- **The problem**
Here are some records; copy every line that holds the word "推动党纪学习教育走深走实".

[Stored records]
........

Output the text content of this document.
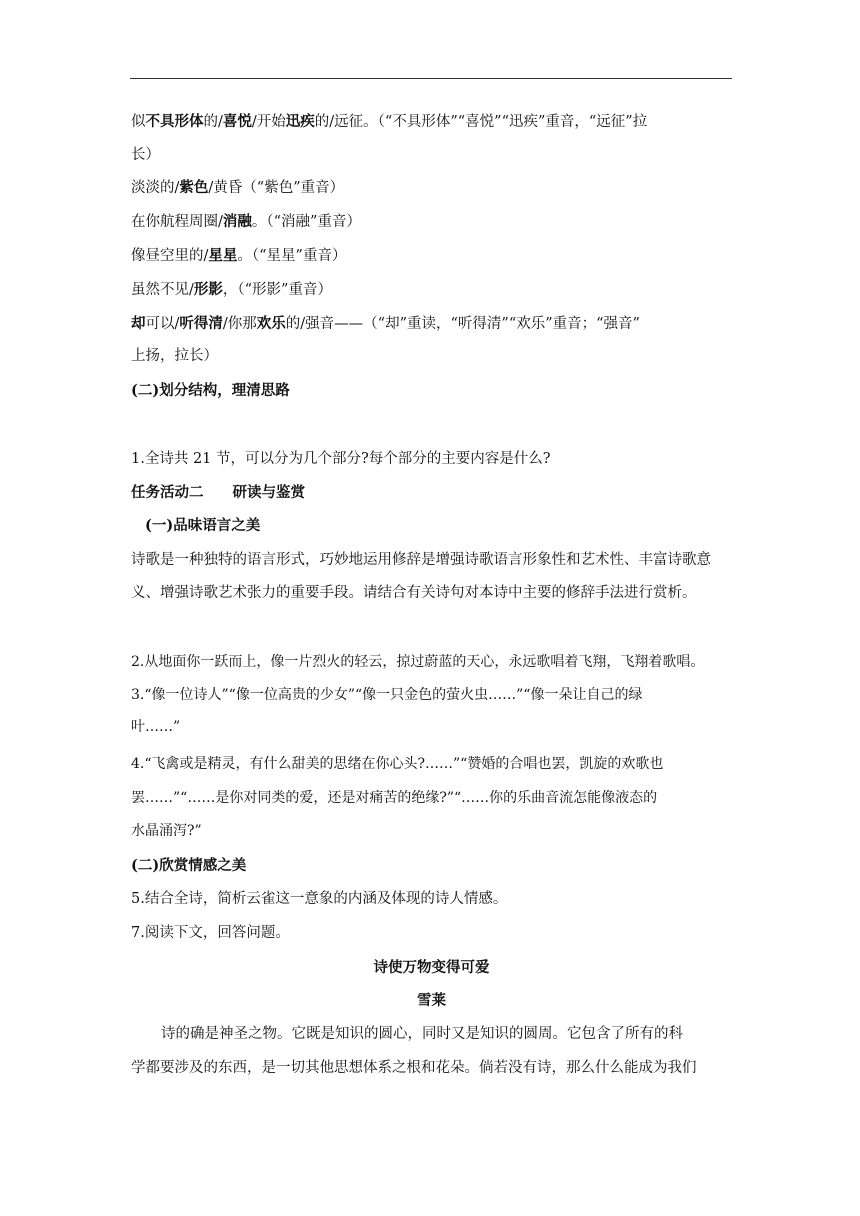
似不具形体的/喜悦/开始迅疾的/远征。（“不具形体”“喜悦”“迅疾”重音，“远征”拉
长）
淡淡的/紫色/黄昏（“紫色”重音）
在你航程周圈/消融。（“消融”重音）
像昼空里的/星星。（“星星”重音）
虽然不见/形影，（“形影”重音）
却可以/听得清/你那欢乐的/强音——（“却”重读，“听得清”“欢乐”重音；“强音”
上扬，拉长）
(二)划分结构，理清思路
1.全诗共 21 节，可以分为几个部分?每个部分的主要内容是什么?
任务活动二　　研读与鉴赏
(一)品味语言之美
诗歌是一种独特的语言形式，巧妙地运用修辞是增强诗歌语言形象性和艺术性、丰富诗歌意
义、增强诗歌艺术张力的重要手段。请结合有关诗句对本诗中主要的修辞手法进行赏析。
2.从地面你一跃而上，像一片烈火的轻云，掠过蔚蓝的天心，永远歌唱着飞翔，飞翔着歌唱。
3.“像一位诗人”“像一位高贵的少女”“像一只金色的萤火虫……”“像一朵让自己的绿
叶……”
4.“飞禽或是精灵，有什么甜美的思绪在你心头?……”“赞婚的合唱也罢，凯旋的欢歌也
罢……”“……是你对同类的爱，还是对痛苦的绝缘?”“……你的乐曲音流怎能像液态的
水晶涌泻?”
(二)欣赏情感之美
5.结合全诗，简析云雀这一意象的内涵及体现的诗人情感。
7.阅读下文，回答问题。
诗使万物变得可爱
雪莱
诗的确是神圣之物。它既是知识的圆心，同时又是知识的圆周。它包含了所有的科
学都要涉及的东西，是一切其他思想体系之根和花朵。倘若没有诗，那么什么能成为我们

........

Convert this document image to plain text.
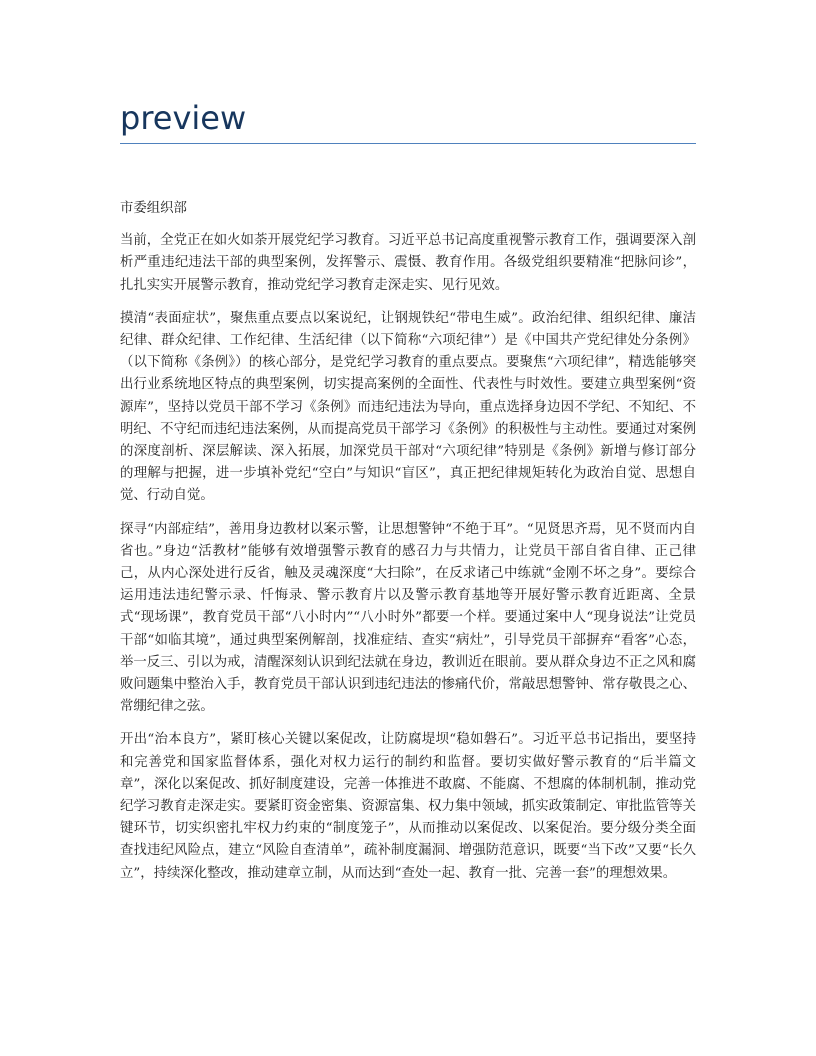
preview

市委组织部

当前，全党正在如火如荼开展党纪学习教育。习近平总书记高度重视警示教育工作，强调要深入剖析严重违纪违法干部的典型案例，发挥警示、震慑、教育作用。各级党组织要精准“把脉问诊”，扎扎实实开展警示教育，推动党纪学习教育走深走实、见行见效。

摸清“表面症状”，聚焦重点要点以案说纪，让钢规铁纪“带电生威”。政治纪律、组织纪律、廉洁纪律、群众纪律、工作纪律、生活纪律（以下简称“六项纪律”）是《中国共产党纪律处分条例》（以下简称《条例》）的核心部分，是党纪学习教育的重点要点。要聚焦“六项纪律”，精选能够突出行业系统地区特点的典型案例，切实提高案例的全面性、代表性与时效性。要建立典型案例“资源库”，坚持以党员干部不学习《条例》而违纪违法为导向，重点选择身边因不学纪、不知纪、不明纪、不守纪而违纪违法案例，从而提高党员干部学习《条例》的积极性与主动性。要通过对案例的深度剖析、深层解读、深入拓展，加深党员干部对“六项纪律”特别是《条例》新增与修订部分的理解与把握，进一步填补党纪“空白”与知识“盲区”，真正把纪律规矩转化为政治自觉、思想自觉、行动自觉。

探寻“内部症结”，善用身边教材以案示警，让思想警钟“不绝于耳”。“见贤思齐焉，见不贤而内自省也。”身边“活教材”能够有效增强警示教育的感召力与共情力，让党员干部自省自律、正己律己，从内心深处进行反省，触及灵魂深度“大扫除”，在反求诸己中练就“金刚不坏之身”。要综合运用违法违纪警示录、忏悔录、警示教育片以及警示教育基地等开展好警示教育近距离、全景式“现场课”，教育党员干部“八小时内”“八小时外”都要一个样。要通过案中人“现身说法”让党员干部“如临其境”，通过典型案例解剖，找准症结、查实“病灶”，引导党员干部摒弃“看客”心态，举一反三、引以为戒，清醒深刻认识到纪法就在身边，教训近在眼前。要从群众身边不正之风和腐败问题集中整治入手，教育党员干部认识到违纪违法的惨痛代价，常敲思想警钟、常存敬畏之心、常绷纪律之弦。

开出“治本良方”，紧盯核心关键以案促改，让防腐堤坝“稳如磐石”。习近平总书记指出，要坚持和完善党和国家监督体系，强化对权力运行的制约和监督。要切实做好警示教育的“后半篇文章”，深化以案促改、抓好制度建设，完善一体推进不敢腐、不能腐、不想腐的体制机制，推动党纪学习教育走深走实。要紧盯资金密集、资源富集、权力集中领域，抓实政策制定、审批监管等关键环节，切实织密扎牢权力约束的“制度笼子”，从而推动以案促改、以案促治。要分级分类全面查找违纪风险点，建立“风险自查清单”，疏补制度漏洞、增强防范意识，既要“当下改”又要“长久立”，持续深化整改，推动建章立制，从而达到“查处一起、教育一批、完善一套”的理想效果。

........

- **Written solution**
当前，全党正在如火如荼开展党纪学习教育。习近平总书记高度重视警示教育工作，强调要深入剖析严重违纪违法干部的典型案例，发挥警示、震慑、教育作用。各级党组织要精准“把脉问诊”，扎扎实实开展警示教育，推动党纪学习教育走深走实、见行见效。
开出“治本良方”，紧盯核心关键以案促改，让防腐堤坝“稳如磐石”。习近平总书记指出，要坚持和完善党和国家监督体系，强化对权力运行的制约和监督。要切实做好警示教育的“后半篇文章”，深化以案促改、抓好制度建设，完善一体推进不敢腐、不能腐、不想腐的体制机制，推动党纪学习教育走深走实。要紧盯资金密集、资源富集、权力集中领域，抓实政策制定、审批监管等关键环节，切实织密扎牢权力约束的“制度笼子”，从而推动以案促改、以案促治。要分级分类全面查找违纪风险点，建立“风险自查清单”，疏补制度漏洞、增强防范意识，既要“当下改”又要“长久立”，持续深化整改，推动建章立制，从而达到“查处一起、教育一批、完善一套”的理想效果。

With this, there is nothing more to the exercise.